In the records below, tally every line containing "title". Report only the total.

____ EXTRACTED INFORMATION

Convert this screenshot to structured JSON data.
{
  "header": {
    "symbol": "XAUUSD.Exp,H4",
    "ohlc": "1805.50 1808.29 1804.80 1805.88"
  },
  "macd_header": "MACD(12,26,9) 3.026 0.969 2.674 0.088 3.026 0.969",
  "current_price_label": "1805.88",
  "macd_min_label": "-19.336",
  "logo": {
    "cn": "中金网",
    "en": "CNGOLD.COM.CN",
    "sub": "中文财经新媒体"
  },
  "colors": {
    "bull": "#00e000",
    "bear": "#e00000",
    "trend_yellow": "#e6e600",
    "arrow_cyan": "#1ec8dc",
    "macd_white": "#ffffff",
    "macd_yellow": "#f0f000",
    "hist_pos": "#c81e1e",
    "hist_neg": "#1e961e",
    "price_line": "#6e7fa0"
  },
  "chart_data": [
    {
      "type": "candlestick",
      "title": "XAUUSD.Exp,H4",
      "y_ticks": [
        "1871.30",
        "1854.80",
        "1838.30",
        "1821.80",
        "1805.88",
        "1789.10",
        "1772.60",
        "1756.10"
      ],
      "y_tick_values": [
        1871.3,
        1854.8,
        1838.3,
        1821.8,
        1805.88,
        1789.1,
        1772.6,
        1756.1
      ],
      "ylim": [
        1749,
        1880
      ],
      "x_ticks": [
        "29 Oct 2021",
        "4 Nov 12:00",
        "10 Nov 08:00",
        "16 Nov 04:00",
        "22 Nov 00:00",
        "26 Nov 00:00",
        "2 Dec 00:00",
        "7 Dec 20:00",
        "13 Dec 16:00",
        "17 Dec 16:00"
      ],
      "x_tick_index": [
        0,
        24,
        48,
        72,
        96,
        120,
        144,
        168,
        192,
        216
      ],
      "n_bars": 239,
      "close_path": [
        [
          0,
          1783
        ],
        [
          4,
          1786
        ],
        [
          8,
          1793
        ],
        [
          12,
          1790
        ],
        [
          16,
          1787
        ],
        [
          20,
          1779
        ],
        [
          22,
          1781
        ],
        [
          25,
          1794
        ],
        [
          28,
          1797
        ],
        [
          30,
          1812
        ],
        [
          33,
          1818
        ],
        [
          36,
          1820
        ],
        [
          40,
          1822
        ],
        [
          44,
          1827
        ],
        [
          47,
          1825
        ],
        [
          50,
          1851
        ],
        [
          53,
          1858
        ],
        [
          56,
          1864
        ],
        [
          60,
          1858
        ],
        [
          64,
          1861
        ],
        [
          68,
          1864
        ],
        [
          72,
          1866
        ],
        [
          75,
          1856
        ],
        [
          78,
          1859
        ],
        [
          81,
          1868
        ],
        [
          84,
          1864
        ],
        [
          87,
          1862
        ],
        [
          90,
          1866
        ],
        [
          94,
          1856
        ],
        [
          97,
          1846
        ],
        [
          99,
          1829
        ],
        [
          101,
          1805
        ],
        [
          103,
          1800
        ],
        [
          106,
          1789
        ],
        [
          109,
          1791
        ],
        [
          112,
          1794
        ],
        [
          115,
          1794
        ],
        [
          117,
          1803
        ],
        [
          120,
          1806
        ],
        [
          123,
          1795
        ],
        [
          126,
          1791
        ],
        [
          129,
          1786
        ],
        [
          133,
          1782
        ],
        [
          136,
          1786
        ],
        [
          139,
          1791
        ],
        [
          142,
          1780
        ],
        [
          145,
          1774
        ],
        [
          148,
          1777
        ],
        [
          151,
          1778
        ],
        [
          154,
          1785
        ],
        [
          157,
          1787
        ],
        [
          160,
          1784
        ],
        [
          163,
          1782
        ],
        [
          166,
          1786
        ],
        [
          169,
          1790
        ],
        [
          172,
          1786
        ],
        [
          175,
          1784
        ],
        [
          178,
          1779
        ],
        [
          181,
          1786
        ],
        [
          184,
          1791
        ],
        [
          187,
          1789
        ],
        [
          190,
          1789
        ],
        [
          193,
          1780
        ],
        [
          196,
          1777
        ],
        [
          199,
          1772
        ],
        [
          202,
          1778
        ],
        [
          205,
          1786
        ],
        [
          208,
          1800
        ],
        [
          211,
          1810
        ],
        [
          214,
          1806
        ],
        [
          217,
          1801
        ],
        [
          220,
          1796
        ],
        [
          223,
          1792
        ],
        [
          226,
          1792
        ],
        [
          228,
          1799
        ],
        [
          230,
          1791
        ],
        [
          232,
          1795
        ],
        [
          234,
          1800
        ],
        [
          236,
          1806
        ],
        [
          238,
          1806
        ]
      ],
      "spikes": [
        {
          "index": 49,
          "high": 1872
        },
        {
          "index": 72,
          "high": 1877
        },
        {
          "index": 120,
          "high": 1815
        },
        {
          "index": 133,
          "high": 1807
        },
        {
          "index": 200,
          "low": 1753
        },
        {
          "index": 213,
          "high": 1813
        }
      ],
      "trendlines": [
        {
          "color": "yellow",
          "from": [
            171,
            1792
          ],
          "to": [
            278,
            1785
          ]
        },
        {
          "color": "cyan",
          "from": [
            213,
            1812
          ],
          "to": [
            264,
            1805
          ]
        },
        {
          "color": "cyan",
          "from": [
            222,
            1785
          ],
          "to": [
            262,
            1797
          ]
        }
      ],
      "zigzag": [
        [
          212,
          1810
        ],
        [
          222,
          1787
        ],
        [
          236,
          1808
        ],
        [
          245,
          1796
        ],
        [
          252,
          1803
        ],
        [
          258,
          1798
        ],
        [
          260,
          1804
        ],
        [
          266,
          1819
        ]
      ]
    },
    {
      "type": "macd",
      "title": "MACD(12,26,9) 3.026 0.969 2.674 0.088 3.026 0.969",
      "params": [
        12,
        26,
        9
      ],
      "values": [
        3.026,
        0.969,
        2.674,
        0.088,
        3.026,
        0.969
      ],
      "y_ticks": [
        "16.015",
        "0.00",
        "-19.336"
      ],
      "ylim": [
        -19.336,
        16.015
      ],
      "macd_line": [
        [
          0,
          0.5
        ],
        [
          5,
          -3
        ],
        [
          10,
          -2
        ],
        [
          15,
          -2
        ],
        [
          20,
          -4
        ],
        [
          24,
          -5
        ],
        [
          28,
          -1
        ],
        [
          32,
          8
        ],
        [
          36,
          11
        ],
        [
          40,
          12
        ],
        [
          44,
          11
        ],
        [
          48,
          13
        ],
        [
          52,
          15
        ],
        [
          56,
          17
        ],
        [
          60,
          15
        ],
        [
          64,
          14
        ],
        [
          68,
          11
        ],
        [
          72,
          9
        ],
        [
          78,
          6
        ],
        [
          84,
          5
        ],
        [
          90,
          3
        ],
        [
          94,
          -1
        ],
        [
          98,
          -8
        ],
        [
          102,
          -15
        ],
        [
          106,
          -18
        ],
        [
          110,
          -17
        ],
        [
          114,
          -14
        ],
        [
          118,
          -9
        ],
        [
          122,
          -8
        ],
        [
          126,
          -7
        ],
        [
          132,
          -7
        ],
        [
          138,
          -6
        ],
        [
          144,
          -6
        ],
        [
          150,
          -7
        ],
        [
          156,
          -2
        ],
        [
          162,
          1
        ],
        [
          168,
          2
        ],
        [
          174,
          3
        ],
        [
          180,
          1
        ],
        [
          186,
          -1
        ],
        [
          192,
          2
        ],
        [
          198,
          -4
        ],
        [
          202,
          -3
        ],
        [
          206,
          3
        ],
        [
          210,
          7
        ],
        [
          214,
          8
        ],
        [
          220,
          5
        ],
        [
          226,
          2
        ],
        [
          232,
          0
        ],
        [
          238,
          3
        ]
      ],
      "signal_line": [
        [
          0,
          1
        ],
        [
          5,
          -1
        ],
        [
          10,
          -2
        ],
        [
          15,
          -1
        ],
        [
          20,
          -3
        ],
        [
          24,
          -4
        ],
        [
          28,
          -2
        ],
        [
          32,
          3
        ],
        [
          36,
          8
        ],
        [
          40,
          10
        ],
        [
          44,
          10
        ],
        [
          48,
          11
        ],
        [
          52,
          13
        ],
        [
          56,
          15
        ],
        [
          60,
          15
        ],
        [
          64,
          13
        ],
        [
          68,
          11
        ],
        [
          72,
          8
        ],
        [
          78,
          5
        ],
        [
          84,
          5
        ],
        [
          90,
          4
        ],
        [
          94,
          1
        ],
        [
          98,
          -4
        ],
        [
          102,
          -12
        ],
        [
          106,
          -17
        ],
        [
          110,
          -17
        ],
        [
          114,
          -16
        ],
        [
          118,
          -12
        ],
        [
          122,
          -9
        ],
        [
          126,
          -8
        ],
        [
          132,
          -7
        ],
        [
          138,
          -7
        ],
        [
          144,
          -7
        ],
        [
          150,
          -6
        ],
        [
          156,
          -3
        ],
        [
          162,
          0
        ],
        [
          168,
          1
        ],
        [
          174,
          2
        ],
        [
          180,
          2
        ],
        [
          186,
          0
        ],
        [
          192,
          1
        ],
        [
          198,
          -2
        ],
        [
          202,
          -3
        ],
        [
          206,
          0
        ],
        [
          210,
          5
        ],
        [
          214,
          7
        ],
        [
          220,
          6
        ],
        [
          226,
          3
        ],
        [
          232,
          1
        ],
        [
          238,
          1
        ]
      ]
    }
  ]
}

________

RESULT FOR THIS EXERCISE. 2